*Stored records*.
++++++++

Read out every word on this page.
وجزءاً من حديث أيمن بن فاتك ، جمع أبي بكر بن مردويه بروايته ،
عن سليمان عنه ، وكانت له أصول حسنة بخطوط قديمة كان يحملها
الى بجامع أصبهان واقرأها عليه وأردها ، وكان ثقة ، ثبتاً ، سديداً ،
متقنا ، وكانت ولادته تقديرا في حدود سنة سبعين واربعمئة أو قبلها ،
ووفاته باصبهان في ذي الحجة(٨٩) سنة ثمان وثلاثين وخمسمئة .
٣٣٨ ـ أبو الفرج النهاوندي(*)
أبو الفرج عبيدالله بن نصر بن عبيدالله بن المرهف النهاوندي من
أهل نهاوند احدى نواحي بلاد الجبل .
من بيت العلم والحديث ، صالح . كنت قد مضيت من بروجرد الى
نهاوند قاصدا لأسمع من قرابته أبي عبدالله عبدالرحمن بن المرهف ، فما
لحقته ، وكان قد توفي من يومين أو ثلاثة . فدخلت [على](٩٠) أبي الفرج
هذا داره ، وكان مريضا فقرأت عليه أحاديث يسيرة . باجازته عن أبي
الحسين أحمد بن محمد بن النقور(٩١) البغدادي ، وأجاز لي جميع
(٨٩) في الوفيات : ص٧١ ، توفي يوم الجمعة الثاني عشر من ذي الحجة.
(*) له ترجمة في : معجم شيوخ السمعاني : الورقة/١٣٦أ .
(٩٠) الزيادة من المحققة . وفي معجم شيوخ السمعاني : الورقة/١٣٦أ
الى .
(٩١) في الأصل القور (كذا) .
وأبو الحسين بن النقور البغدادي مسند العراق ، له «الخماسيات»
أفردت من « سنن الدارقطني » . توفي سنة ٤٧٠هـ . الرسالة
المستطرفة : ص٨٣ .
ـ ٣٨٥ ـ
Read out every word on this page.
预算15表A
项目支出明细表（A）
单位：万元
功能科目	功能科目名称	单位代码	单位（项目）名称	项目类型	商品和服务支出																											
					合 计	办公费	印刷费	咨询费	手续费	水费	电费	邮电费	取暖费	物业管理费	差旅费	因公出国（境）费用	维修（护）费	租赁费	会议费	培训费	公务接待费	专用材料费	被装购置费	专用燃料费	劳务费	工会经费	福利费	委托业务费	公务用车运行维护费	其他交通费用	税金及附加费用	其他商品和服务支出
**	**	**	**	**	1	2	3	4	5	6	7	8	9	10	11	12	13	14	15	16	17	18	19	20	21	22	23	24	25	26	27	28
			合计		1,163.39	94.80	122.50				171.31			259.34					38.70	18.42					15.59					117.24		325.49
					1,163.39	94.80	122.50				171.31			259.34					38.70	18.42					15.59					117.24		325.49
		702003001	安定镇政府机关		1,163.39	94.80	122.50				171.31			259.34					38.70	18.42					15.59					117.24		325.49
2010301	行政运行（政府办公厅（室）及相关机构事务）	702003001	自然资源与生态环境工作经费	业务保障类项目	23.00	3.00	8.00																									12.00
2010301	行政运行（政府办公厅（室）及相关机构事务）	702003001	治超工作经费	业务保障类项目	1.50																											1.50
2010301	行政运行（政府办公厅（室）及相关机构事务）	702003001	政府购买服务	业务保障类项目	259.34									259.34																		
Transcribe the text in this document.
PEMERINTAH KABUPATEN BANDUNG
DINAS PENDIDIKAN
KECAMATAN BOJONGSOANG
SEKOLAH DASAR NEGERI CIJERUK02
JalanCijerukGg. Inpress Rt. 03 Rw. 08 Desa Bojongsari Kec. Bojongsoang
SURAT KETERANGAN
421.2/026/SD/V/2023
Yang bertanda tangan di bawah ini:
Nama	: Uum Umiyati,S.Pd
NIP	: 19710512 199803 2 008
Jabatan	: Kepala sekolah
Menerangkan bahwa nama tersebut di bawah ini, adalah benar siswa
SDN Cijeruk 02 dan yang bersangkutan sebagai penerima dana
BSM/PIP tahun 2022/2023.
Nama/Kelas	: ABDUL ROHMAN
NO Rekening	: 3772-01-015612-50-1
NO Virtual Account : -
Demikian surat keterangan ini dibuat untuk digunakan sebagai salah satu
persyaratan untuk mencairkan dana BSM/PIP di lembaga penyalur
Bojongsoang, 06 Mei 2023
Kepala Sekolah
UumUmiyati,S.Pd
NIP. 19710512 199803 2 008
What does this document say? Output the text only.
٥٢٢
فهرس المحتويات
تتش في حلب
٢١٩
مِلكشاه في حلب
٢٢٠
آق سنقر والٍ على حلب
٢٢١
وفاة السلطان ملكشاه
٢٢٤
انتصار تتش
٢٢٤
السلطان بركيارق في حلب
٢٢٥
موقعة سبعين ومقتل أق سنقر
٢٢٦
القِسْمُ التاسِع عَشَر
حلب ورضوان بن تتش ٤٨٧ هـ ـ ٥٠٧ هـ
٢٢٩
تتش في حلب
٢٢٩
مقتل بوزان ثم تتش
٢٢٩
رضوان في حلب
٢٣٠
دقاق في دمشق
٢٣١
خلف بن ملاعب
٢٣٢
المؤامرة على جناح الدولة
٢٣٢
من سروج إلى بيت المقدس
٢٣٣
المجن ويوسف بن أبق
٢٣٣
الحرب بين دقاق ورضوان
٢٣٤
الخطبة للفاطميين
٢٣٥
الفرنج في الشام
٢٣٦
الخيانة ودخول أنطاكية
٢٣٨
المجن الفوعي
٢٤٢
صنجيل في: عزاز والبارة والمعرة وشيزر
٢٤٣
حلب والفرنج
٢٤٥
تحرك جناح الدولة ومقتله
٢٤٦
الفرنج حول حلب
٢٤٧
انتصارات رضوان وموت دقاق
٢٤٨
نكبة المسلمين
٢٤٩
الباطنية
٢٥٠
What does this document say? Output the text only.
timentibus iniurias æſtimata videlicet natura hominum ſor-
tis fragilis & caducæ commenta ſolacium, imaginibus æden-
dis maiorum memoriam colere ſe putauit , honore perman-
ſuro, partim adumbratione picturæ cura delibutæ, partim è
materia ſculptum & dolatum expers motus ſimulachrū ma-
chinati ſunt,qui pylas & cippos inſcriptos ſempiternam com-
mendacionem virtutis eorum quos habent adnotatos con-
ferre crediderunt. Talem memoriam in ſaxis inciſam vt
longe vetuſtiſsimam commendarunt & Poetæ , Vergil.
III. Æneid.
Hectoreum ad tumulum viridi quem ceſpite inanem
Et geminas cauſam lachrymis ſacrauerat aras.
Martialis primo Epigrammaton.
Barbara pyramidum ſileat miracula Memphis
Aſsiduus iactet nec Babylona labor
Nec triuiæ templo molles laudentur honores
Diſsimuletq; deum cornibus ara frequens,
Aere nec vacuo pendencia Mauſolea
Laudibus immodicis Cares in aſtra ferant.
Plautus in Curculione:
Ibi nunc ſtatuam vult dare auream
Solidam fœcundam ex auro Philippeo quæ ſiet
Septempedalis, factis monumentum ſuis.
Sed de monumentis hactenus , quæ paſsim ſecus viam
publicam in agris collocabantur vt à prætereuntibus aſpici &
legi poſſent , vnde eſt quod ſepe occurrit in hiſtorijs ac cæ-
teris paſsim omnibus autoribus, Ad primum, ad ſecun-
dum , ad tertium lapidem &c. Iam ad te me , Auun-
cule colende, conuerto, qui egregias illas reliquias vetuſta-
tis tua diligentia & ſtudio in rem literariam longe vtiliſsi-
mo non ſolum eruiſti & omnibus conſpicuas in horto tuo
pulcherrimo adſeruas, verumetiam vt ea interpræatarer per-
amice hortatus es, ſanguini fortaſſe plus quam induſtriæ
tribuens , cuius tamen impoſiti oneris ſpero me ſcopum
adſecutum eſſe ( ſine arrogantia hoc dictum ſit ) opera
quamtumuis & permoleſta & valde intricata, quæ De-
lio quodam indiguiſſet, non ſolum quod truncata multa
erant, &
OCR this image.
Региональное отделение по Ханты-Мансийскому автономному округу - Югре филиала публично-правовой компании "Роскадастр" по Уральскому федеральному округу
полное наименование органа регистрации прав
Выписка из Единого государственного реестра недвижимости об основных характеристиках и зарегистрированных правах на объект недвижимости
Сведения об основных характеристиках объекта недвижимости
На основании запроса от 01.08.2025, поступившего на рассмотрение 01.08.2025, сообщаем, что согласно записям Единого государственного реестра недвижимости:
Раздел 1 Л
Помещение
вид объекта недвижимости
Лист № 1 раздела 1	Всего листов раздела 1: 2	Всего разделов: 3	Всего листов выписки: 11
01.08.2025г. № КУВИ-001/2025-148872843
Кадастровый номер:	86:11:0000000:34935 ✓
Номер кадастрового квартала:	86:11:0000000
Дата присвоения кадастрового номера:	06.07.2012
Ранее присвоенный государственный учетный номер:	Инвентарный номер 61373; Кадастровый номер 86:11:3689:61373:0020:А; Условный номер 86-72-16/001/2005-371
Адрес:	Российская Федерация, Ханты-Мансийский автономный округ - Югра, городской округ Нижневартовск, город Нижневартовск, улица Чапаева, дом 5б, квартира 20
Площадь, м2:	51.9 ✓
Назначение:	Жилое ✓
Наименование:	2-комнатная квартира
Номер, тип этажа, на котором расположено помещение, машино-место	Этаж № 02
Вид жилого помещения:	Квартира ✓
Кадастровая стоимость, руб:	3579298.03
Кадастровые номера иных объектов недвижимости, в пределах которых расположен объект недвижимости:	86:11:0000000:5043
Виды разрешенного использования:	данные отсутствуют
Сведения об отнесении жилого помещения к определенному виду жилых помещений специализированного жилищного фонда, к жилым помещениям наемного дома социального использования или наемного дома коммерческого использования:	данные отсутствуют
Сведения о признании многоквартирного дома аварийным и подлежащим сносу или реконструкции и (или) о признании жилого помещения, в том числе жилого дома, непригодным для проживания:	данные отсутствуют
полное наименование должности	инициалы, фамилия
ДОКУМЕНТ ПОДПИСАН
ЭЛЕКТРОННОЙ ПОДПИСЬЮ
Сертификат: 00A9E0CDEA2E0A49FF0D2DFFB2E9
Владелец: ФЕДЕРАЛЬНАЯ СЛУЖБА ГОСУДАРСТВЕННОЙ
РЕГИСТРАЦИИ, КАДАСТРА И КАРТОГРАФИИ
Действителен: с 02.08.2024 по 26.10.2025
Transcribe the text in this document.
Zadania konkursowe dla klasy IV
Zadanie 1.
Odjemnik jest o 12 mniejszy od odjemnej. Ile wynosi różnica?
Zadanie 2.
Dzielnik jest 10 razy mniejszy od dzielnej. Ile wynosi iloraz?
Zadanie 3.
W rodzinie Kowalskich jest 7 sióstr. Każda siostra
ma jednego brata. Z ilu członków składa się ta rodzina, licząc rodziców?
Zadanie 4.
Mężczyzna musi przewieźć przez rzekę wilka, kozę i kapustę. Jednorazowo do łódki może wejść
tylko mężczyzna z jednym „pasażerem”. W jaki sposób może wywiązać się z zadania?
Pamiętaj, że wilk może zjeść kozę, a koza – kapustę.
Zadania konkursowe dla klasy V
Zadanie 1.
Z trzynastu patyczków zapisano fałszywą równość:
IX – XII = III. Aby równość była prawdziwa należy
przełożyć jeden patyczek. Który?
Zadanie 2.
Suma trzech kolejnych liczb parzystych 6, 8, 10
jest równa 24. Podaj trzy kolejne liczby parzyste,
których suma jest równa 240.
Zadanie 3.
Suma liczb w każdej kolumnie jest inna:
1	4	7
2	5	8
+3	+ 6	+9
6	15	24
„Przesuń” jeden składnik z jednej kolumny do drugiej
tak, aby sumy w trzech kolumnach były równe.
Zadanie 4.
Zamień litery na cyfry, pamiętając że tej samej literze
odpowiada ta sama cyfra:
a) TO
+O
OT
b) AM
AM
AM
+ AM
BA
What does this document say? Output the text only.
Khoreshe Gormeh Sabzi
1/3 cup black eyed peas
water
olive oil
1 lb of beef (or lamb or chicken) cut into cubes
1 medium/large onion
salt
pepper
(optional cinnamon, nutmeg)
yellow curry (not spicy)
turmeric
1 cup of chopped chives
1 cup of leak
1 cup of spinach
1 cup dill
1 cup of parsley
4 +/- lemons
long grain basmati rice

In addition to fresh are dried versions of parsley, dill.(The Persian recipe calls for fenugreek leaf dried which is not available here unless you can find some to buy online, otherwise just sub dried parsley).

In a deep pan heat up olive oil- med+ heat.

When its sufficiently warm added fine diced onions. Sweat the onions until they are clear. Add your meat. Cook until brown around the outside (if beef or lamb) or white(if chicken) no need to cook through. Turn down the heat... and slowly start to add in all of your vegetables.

++++++++

*WHAT IS NEEDED*.
Extract, from the listing above, every line where the string "وكانت" occurs.

*SOLUTION TO THE EXERCISE*.
عن سليمان عنه ، وكانت له أصول حسنة بخطوط قديمة كان يحملها
متقنا ، وكانت ولادته تقديرا في حدود سنة سبعين واربعمئة أو قبلها ،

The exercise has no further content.